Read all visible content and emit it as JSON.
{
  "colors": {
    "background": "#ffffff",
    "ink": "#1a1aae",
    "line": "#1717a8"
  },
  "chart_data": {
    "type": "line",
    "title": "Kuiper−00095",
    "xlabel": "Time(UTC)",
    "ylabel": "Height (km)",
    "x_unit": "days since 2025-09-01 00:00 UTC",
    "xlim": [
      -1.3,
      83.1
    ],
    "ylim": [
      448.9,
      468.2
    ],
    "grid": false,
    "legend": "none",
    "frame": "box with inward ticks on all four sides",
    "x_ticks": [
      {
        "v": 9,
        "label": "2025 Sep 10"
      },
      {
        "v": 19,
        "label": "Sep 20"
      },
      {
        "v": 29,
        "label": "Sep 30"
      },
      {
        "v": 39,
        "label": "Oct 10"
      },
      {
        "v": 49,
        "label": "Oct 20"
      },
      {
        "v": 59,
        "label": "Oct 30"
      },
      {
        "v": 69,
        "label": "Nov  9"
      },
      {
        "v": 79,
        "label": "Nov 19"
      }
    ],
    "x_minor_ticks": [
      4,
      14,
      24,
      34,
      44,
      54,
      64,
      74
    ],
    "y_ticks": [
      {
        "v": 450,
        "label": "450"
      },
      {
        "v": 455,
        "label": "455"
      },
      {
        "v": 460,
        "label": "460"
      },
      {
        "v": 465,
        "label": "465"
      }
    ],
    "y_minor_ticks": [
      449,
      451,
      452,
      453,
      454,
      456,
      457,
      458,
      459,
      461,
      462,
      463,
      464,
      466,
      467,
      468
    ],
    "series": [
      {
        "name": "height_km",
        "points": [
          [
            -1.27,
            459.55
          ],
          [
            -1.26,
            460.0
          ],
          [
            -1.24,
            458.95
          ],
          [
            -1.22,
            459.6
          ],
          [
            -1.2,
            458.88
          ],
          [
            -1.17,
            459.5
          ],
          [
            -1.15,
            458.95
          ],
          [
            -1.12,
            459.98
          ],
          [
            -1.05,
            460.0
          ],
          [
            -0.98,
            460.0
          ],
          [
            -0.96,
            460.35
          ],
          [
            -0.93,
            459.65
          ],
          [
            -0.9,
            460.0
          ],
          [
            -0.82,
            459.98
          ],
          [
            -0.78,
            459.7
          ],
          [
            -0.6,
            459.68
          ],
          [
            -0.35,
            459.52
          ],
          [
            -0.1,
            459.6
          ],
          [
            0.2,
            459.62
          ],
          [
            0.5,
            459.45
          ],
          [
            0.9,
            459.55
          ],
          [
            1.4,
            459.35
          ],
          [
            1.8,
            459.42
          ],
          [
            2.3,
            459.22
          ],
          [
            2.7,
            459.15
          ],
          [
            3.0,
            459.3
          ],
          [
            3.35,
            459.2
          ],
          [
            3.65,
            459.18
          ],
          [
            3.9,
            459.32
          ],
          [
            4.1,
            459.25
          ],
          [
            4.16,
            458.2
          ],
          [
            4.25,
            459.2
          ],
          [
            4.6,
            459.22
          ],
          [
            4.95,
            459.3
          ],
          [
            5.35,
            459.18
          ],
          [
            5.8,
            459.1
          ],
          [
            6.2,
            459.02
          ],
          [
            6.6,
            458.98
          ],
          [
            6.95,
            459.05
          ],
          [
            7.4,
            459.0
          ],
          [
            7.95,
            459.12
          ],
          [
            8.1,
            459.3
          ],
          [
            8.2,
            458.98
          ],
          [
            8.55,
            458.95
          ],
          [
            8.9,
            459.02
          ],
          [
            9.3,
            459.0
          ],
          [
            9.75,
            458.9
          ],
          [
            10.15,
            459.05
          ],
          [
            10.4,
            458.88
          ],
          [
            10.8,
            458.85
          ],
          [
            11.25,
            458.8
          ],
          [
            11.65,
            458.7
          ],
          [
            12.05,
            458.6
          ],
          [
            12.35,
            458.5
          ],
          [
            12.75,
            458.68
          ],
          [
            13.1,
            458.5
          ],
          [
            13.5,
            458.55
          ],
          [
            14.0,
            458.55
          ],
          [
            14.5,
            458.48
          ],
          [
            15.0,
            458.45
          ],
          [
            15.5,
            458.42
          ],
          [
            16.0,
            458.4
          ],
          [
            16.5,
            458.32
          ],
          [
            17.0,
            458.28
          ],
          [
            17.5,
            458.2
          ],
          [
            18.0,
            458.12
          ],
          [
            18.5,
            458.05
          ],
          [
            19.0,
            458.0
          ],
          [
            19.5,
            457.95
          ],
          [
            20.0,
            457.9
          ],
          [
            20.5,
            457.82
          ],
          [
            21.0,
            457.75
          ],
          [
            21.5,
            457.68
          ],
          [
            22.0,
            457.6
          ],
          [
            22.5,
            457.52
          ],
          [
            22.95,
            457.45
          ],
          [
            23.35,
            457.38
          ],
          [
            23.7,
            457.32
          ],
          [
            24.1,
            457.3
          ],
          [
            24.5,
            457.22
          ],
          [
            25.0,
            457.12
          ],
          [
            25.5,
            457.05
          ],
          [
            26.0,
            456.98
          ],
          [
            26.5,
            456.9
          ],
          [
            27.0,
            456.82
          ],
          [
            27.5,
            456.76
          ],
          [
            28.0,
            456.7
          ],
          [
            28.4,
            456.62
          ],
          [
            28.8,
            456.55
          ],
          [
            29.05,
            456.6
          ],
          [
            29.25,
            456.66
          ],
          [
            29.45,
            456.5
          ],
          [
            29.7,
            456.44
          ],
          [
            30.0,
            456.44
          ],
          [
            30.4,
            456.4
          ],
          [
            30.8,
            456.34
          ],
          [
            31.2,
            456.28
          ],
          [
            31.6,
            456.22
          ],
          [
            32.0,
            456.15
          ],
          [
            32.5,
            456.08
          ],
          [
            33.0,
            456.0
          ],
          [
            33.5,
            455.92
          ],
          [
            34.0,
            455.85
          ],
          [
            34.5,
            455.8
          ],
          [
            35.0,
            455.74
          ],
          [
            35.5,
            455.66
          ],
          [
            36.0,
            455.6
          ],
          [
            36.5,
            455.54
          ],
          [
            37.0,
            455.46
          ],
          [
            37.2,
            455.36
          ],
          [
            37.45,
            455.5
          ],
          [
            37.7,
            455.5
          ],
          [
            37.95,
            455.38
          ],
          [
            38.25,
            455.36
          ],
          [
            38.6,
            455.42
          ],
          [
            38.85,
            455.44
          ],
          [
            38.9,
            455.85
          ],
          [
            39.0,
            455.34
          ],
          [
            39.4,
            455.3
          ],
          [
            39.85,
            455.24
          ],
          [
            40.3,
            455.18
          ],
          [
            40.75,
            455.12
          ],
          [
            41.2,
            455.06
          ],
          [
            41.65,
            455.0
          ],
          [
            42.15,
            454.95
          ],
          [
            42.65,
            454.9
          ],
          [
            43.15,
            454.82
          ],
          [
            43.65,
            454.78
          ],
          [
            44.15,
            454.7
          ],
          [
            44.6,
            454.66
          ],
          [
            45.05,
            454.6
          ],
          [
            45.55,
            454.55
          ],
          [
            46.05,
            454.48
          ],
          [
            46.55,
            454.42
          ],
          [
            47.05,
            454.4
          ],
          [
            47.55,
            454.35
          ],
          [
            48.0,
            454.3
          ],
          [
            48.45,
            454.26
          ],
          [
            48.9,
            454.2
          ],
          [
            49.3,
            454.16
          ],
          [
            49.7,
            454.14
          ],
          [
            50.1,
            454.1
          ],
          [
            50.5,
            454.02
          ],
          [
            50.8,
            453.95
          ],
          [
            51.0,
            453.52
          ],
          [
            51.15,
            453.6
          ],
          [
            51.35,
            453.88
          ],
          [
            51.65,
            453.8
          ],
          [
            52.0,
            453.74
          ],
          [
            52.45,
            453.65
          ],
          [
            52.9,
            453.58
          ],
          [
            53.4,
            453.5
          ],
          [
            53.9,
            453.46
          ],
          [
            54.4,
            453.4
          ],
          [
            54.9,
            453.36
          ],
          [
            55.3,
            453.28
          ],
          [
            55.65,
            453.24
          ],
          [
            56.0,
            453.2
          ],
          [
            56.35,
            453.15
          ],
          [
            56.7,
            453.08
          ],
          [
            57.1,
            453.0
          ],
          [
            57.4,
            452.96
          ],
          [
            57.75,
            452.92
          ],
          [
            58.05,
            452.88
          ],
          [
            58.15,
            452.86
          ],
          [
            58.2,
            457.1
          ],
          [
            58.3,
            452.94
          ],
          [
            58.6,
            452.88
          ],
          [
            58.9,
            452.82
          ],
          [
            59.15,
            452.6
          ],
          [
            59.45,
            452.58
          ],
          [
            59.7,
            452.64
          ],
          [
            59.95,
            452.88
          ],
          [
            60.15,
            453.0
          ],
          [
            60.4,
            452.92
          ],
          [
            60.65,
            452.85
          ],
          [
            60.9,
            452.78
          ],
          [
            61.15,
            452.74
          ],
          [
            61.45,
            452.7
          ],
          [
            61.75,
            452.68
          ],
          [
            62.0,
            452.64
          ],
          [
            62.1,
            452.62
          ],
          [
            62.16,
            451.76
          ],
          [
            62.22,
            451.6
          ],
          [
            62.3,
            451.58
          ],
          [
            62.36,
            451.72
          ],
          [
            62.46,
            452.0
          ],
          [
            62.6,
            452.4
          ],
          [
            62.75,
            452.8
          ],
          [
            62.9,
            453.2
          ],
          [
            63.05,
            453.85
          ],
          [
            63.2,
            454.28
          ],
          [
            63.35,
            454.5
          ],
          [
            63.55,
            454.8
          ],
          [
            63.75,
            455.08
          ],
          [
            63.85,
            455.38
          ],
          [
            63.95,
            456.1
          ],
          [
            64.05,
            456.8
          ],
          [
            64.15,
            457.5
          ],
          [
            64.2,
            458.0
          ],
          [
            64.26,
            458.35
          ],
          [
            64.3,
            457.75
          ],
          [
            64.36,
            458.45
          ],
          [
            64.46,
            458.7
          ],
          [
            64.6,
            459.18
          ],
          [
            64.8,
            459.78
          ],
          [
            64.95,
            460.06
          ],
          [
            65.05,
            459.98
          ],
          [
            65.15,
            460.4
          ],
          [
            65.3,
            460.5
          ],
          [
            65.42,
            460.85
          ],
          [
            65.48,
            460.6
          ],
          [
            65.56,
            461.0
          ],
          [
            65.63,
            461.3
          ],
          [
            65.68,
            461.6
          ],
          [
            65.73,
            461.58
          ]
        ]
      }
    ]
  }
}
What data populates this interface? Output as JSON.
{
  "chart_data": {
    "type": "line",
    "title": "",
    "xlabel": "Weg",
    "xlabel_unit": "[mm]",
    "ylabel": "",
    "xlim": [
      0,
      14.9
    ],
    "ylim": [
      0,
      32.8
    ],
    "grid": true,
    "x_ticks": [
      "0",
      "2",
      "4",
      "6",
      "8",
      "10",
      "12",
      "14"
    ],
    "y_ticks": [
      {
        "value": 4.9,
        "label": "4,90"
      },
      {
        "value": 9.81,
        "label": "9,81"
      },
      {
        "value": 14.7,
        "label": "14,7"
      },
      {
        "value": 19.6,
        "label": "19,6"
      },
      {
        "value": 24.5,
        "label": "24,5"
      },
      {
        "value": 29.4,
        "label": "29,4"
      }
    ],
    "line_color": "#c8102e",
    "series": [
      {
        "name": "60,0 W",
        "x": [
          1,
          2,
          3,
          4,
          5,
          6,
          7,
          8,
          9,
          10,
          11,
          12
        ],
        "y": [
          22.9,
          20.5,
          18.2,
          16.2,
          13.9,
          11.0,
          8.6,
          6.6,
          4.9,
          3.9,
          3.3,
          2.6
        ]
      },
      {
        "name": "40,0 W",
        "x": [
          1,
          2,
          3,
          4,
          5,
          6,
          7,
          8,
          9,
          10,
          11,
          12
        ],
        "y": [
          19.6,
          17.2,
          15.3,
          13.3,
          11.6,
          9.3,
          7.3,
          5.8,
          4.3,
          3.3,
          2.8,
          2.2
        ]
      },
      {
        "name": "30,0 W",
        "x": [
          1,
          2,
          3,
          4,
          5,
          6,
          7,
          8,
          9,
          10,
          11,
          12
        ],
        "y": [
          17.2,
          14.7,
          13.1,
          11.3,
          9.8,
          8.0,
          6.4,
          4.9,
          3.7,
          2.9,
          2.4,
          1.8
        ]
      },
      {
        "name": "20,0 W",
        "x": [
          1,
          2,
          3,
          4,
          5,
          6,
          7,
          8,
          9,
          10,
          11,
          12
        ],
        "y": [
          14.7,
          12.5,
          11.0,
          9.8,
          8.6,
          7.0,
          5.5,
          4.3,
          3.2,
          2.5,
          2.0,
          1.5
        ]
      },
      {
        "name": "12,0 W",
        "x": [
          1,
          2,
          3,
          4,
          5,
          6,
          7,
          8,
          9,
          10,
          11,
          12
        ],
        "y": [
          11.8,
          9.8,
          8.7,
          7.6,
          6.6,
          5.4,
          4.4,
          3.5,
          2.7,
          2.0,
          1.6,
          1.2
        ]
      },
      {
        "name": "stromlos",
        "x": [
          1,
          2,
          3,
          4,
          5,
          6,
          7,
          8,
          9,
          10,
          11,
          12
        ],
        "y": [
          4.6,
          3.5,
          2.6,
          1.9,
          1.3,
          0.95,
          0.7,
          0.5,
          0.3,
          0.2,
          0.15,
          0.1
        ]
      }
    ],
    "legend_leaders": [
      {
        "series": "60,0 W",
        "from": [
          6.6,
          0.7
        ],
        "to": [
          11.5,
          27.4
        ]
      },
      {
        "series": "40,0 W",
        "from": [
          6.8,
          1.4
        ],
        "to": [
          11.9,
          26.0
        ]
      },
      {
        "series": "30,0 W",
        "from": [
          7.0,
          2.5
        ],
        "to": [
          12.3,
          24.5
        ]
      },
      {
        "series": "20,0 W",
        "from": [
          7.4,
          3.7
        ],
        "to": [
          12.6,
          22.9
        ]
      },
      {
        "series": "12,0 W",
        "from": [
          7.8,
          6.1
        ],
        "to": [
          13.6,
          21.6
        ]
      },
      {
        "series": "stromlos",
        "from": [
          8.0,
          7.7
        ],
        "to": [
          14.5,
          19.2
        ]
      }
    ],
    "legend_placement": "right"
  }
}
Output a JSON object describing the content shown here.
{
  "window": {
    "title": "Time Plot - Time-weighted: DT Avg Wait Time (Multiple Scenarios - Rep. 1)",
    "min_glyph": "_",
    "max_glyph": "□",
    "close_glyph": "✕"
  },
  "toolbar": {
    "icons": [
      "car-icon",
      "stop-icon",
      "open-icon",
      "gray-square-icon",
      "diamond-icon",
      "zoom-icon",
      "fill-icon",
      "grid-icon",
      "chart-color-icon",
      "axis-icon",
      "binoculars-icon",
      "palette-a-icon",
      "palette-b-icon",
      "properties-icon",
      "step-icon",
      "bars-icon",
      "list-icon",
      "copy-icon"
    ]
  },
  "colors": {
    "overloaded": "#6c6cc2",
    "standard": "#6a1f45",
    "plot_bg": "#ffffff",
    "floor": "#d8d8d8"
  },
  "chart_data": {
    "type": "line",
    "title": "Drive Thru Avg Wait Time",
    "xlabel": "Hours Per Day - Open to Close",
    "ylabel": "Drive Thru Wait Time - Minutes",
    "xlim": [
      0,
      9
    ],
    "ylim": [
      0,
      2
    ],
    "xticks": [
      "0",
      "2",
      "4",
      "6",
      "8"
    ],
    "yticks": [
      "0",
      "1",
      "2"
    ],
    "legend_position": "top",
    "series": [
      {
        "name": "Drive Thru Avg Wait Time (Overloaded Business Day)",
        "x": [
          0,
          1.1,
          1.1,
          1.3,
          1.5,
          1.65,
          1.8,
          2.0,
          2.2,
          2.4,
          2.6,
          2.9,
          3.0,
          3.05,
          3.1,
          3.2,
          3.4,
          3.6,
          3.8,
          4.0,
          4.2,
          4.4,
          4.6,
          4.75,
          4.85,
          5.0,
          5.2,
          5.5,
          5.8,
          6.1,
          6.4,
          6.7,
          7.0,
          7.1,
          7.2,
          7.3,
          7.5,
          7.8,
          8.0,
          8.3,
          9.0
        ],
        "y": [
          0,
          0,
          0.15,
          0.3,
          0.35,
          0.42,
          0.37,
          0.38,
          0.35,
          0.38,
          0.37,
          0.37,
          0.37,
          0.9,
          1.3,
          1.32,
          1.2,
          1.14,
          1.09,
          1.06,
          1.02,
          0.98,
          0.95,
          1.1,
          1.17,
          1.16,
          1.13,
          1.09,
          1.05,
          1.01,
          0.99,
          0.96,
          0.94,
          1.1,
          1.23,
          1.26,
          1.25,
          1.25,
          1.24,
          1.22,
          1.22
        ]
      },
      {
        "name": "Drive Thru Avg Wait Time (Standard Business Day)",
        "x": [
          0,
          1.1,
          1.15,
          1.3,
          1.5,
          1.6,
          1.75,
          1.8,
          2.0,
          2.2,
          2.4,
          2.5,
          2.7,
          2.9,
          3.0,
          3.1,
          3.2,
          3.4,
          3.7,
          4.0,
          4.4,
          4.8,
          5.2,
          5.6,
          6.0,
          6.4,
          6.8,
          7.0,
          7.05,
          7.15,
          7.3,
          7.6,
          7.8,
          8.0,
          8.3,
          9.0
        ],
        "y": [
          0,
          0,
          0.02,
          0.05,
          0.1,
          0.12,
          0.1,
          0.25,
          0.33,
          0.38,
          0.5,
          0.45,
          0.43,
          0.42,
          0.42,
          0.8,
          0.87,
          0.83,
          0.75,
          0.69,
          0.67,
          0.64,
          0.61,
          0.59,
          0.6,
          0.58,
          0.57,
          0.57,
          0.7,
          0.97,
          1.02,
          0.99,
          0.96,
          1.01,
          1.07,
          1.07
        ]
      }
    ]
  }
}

______________________________

▸ **WORK TO COMPLETE**
Only the number is wanted: how many lines in the entries above contain the string "content"?

▸ **RESPONSE BELOW**
2